Data entries for graphics
==*==
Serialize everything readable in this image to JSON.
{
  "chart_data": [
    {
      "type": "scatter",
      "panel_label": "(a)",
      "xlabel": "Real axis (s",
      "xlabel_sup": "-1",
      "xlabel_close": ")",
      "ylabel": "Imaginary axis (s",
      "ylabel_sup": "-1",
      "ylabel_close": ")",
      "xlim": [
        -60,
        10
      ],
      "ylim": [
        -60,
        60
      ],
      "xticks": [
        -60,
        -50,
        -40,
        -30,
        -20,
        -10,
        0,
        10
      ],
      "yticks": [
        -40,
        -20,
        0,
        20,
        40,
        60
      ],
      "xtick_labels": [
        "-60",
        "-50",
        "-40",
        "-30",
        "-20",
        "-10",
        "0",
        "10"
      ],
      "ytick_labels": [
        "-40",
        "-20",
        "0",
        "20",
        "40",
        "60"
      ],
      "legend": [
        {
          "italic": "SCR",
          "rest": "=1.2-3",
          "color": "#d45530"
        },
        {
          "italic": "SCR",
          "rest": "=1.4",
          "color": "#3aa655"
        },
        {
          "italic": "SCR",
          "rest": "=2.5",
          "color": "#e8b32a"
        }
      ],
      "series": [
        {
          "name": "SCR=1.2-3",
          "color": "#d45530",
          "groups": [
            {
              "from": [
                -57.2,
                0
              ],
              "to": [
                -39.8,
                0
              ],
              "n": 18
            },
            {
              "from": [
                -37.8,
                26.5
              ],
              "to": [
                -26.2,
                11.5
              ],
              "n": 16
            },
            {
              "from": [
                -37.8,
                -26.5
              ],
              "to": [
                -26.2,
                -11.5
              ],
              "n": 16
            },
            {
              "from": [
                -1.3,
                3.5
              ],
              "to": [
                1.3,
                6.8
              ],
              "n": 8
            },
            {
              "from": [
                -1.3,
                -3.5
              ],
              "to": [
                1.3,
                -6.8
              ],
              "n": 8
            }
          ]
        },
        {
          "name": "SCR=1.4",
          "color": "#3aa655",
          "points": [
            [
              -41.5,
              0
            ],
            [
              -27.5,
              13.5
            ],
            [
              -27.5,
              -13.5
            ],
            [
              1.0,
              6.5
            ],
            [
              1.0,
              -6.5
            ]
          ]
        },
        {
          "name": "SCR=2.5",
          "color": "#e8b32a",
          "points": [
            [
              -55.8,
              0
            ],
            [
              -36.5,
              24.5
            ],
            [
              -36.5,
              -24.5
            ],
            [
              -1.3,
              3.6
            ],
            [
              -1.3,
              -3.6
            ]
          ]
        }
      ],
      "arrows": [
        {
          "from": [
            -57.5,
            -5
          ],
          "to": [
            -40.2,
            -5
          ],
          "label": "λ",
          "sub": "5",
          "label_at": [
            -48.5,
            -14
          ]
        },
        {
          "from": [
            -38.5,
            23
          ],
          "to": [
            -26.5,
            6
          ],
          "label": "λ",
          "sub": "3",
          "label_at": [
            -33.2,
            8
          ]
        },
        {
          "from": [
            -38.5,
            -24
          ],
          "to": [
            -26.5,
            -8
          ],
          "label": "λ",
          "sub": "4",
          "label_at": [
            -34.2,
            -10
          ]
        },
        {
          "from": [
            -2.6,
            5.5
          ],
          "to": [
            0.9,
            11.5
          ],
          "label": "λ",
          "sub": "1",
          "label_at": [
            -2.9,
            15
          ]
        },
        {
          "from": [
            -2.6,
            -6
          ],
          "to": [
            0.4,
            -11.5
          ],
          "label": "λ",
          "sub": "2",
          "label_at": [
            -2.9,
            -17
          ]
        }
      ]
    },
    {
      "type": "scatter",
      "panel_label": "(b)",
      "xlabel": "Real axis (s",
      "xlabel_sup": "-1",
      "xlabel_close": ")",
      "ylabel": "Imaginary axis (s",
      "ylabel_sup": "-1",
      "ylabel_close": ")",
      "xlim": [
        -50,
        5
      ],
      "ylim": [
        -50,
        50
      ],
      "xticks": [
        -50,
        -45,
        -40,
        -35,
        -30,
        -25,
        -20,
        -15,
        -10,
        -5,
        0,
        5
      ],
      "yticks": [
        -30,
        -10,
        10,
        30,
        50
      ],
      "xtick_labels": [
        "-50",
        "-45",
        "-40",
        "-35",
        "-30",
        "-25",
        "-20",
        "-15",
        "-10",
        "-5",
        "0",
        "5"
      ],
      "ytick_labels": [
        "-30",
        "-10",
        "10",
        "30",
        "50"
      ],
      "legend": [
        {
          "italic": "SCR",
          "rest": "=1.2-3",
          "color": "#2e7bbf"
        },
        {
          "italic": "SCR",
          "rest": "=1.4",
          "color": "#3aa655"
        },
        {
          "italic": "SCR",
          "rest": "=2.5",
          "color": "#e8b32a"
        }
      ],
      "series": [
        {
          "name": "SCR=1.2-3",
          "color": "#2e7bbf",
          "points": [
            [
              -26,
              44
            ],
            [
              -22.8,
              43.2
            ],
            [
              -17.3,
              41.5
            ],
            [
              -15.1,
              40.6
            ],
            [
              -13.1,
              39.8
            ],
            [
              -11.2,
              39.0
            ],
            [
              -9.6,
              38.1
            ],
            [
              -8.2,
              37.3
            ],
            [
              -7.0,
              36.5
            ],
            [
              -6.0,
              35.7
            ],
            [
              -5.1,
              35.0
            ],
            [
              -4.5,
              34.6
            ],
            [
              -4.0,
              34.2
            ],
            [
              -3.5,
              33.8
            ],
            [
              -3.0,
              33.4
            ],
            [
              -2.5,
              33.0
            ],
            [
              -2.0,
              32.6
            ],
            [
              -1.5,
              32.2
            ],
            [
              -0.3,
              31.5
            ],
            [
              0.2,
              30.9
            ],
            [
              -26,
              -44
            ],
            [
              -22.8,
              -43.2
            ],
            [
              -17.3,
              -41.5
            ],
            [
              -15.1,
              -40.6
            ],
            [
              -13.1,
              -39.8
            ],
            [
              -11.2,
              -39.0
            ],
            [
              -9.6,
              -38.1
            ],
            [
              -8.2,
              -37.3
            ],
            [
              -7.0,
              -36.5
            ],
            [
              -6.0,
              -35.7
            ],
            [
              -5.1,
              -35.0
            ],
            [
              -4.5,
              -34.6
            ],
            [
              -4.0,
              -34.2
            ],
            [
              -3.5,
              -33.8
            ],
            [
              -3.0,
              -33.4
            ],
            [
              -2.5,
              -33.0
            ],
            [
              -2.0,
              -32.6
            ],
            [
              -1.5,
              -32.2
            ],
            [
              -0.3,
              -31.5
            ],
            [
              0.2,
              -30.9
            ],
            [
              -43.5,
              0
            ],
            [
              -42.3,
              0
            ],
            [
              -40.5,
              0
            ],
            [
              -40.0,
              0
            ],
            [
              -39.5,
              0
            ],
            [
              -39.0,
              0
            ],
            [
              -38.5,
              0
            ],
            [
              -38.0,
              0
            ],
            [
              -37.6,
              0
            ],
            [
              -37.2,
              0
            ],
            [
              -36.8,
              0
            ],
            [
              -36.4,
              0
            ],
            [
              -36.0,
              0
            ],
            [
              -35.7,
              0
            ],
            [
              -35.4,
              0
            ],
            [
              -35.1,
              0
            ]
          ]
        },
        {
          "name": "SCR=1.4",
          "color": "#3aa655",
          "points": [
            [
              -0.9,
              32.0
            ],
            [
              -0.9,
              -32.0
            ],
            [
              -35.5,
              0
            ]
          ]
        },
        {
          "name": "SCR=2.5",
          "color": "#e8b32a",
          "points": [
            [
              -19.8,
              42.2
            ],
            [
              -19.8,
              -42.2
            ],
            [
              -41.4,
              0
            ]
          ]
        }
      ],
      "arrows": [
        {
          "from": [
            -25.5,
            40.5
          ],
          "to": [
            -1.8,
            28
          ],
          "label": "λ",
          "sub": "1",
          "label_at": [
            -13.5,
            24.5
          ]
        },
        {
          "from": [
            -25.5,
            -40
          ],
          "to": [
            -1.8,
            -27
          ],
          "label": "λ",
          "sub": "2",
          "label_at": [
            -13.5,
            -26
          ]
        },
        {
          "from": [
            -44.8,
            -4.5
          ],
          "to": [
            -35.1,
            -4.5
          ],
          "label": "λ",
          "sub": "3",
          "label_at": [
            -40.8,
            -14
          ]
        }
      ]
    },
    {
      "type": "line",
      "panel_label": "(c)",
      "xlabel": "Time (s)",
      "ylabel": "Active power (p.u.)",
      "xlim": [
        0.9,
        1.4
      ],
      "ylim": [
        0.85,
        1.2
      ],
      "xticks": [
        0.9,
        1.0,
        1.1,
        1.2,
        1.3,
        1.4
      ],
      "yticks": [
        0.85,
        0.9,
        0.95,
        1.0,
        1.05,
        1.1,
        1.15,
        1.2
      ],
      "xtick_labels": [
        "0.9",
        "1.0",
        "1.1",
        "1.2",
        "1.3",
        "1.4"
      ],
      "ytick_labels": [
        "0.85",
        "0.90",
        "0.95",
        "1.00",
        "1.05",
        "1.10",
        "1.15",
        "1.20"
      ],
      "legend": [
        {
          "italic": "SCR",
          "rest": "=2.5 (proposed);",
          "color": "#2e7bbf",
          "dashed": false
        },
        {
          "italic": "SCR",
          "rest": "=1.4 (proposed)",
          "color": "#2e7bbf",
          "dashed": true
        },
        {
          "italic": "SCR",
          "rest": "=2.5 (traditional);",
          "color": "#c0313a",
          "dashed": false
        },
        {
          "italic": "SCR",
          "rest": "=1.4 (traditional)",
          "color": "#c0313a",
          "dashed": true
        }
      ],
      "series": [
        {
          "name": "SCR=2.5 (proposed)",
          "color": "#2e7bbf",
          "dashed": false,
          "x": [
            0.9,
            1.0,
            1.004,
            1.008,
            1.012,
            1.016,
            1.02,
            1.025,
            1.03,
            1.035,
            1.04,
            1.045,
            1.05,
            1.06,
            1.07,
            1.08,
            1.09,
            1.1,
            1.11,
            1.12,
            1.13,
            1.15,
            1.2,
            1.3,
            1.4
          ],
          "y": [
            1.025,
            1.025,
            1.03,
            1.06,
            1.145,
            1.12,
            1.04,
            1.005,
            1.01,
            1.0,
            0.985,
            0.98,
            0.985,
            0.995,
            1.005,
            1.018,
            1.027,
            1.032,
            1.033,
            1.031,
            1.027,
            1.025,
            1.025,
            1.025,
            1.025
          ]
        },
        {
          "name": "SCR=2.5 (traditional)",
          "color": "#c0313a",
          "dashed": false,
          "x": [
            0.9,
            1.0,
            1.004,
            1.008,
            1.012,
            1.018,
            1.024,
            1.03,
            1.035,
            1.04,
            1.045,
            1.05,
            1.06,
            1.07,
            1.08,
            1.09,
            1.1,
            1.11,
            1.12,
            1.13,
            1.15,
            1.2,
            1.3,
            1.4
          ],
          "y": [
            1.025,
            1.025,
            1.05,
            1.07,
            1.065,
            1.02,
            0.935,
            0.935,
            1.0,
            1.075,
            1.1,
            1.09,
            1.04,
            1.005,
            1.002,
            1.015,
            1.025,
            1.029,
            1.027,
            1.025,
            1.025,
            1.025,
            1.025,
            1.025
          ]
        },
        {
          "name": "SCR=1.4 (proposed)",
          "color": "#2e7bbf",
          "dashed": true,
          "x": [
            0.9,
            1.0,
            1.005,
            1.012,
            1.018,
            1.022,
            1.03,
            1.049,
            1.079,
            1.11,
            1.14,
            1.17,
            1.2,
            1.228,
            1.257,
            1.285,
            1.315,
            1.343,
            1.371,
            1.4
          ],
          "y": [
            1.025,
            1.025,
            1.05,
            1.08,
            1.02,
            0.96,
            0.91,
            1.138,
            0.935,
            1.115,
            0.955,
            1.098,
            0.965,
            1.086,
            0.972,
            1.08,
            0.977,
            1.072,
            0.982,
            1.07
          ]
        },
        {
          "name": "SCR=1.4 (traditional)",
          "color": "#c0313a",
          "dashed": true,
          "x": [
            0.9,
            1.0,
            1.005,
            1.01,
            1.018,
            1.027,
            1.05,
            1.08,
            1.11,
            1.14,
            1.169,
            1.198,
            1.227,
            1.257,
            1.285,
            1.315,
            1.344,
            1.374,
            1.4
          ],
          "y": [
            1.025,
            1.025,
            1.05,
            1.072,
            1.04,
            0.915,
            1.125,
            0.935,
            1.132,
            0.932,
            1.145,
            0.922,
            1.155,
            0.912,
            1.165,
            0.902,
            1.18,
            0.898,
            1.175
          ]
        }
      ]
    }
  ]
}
==*==
* Work required: Using the material above, work out how many lines contain the string "traditional". Give that number alone.

* Result: 4